### Input rows
::::::::::
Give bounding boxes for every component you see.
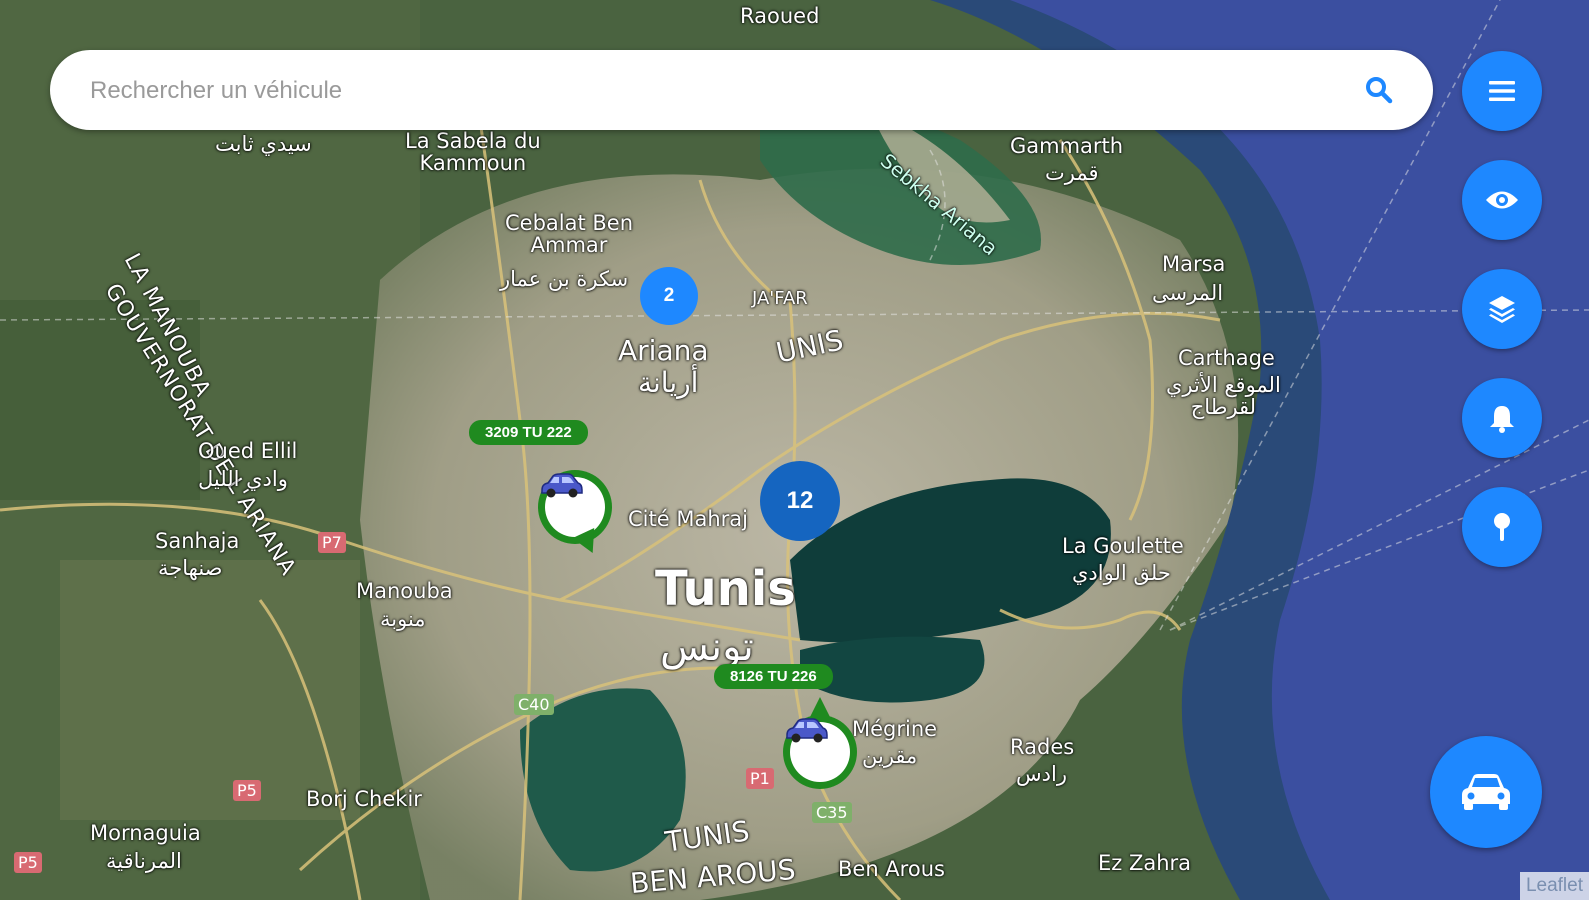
map-pin-icon: [1494, 513, 1510, 541]
map-label-borj-chekir: Borj Chekir: [306, 787, 422, 811]
map-label-cite-mahrajene: Cité Mahraj: [628, 507, 748, 531]
map-label-rades-ar: رادس: [1016, 762, 1067, 786]
map-label-marsa-ar: المرسى: [1152, 281, 1224, 305]
map[interactable]: Raoued Gammarth قمرت La Sabela du Kammou…: [0, 0, 1589, 900]
map-label-carthage: Carthage: [1178, 346, 1275, 370]
search-input[interactable]: [88, 70, 1292, 112]
car-icon: [1462, 774, 1510, 810]
road-shield-p5-2: P5: [14, 852, 42, 873]
map-label-ariana-ar: أريانة: [638, 366, 699, 399]
map-label-cebalat-ar: سكرة بن عمار: [500, 267, 629, 291]
map-label-tunis: Tunis: [655, 561, 796, 617]
vehicle-plate-label[interactable]: 3209 TU 222: [469, 420, 588, 445]
search-bar: [50, 50, 1433, 130]
map-label-marsa: Marsa: [1162, 252, 1226, 276]
road-shield-c35: C35: [812, 802, 852, 823]
bell-icon: [1490, 406, 1514, 433]
map-label-ez-zahra: Ez Zahra: [1098, 851, 1192, 875]
map-label-megrine: Mégrine: [852, 717, 938, 741]
road-shield-p5: P5: [233, 780, 261, 801]
car-icon: [541, 473, 583, 498]
cluster-marker-large[interactable]: 12: [760, 461, 840, 541]
map-label-tunis-ar: تونس: [660, 624, 754, 670]
vehicles-fab-button[interactable]: [1430, 736, 1542, 848]
layers-icon: [1489, 296, 1515, 323]
map-label-megrine-ar: مقرين: [862, 744, 918, 768]
map-label-sidi-thabet-ar: سيدي ثابت: [215, 132, 312, 156]
map-label-la-goulette: La Goulette: [1062, 534, 1184, 558]
map-label-sanhaja-ar: صنهاجة: [158, 556, 223, 580]
vehicle-plate-label[interactable]: 8126 TU 226: [714, 664, 833, 689]
map-label-cebalat: Cebalat Ben Ammar: [505, 211, 634, 258]
road-shield-p7: P7: [318, 532, 346, 553]
map-attribution[interactable]: Leaflet: [1519, 872, 1589, 900]
eye-icon: [1486, 191, 1518, 209]
map-label-manouba: Manouba: [356, 579, 453, 603]
map-label-oued-ellil: Oued Ellil: [198, 439, 298, 463]
map-label-gammarth-ar: قمرت: [1045, 161, 1099, 185]
road-shield-p1: P1: [746, 768, 774, 789]
notifications-button[interactable]: [1462, 378, 1542, 458]
map-label-mornaguia: Mornaguia: [90, 821, 201, 845]
menu-icon: [1489, 81, 1515, 101]
map-label-ariana: Ariana: [618, 334, 709, 367]
menu-button[interactable]: [1462, 51, 1542, 131]
map-label-manouba-ar: منوبة: [380, 607, 426, 631]
cluster-marker[interactable]: 2: [640, 267, 698, 325]
map-label-sabela: La Sabela du Kammoun: [405, 129, 541, 176]
map-label-sanhaja: Sanhaja: [155, 529, 240, 553]
map-label-mornaguia-ar: المرناقية: [106, 849, 182, 873]
map-label-oued-ellil-ar: وادي الليل: [198, 467, 288, 491]
visibility-button[interactable]: [1462, 160, 1542, 240]
road-shield-c40: C40: [514, 694, 554, 715]
map-label-ben-arous: Ben Arous: [838, 857, 945, 881]
map-label-carthage-ar: الموقع الأثري لقرطاج: [1166, 373, 1281, 420]
map-label-gammarth: Gammarth: [1010, 134, 1124, 158]
map-label-rades: Rades: [1010, 735, 1075, 759]
car-icon: [786, 718, 828, 743]
vehicle-marker[interactable]: [538, 470, 612, 559]
vehicle-marker[interactable]: [783, 697, 857, 789]
search-icon[interactable]: [1363, 74, 1395, 106]
map-label-la-goulette-ar: حلق الوادي: [1072, 561, 1171, 585]
map-label-raoued: Raoued: [740, 4, 820, 28]
layers-button[interactable]: [1462, 269, 1542, 349]
map-label-jafar: JA'FAR: [752, 288, 808, 309]
location-pin-button[interactable]: [1462, 487, 1542, 567]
::::::::::
### Set task
Starting at the line that contains "map-pin-icon: [1494, 513, 1510, 541]" and ending after the line that contains "map[interactable]: Raoued Gammarth", set out those lines as a numbered list, leaving out any blank lines.

### Response for this exercise
1. map-pin-icon: [1494, 513, 1510, 541]
2. map-label-borj-chekir: Borj Chekir: [306, 787, 422, 811]
3. map-label-cite-mahrajene: Cité Mahraj: [628, 507, 748, 531]
4. map-label-rades-ar: رادس: [1016, 762, 1067, 786]
5. map-label-marsa-ar: المرسى: [1152, 281, 1224, 305]
6. map[interactable]: Raoued Gammarth قمرت La Sabela du Kammou…: [0, 0, 1589, 900]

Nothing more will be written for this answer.